■ About this exercise
Set down each line of the listing below exactly as it is written.

■ Data for analysis
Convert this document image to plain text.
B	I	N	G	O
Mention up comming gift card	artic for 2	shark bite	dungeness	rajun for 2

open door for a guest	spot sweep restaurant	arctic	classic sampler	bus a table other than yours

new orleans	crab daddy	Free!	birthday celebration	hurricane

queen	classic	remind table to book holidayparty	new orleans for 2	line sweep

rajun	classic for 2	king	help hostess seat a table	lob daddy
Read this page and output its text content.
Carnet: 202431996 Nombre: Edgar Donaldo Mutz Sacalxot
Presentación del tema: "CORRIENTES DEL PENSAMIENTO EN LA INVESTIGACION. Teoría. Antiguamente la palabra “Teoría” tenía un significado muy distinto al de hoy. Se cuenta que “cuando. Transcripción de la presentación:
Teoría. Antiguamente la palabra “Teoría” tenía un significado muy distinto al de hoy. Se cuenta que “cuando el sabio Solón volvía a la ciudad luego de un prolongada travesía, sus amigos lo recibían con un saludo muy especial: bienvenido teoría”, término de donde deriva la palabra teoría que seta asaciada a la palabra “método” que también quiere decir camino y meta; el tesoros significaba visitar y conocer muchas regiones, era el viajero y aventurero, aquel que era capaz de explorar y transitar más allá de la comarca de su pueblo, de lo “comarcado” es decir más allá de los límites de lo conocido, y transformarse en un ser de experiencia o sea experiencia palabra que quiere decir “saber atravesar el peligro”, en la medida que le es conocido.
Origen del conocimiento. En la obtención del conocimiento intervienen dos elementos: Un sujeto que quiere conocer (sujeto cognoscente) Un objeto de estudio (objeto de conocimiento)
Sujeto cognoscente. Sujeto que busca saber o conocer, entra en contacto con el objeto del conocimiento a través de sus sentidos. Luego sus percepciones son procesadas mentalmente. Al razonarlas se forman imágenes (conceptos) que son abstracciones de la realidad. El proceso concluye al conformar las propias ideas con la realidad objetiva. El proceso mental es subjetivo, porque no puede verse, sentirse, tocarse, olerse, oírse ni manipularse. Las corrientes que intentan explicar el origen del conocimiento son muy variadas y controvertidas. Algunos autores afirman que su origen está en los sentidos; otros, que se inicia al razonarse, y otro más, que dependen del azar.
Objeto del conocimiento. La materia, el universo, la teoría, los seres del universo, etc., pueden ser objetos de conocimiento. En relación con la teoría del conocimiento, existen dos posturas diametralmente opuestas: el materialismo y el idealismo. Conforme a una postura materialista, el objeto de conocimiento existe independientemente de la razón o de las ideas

■ Solution to this problem
Convert this document image to plain text.
B	I	N	G	O
Mention up comming gift card	artic for 2	shark bite	dungeness	rajun for 2

open door for a guest	spot sweep restaurant	arctic	classic sampler	bus a table other than yours

new orleans	crab daddy	Free!	birthday celebration	hurricane

queen	classic	remind table to book holidayparty	new orleans for 2	line sweep

rajun	classic for 2	king	help hostess seat a table	lob daddy
Read this page and output its text content.
Carnet: 202431996 Nombre: Edgar Donaldo Mutz Sacalxot
Presentación del tema: "CORRIENTES DEL PENSAMIENTO EN LA INVESTIGACION. Teoría. Antiguamente la palabra “Teoría” tenía un significado muy distinto al de hoy. Se cuenta que “cuando. Transcripción de la presentación:
Teoría. Antiguamente la palabra “Teoría” tenía un significado muy distinto al de hoy. Se cuenta que “cuando el sabio Solón volvía a la ciudad luego de un prolongada travesía, sus amigos lo recibían con un saludo muy especial: bienvenido teoría”, término de donde deriva la palabra teoría que seta asaciada a la palabra “método” que también quiere decir camino y meta; el tesoros significaba visitar y conocer muchas regiones, era el viajero y aventurero, aquel que era capaz de explorar y transitar más allá de la comarca de su pueblo, de lo “comarcado” es decir más allá de los límites de lo conocido, y transformarse en un ser de experiencia o sea experiencia palabra que quiere decir “saber atravesar el peligro”, en la medida que le es conocido.
Origen del conocimiento. En la obtención del conocimiento intervienen dos elementos: Un sujeto que quiere conocer (sujeto cognoscente) Un objeto de estudio (objeto de conocimiento)
Sujeto cognoscente. Sujeto que busca saber o conocer, entra en contacto con el objeto del conocimiento a través de sus sentidos. Luego sus percepciones son procesadas mentalmente. Al razonarlas se forman imágenes (conceptos) que son abstracciones de la realidad. El proceso concluye al conformar las propias ideas con la realidad objetiva. El proceso mental es subjetivo, porque no puede verse, sentirse, tocarse, olerse, oírse ni manipularse. Las corrientes que intentan explicar el origen del conocimiento son muy variadas y controvertidas. Algunos autores afirman que su origen está en los sentidos; otros, que se inicia al razonarse, y otro más, que dependen del azar.
Objeto del conocimiento. La materia, el universo, la teoría, los seres del universo, etc., pueden ser objetos de conocimiento. En relación con la teoría del conocimiento, existen dos posturas diametralmente opuestas: el materialismo y el idealismo. Conforme a una postura materialista, el objeto de conocimiento existe independientemente de la razón o de las ideas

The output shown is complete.